* [Stated problem]
Gather up the lines that contain "values".

(Entries from a dataset)
────────────────────────────────────────
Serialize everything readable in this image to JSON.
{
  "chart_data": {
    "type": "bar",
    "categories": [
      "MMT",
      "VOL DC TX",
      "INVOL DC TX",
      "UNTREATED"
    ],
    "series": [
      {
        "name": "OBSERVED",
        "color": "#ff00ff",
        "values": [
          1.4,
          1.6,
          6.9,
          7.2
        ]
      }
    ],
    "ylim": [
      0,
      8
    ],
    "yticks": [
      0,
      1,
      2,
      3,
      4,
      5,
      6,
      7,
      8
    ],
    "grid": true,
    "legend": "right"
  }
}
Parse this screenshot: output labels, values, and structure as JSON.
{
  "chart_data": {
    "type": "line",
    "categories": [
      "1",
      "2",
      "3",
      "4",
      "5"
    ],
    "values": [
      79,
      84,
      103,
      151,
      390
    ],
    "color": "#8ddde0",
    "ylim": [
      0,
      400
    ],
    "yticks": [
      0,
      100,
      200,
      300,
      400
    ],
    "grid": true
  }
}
────────────────────────────────────────
* [Full solution]
        "values": [
Parse this screenshot: output labels, values, and structure as JSON.
    "values": [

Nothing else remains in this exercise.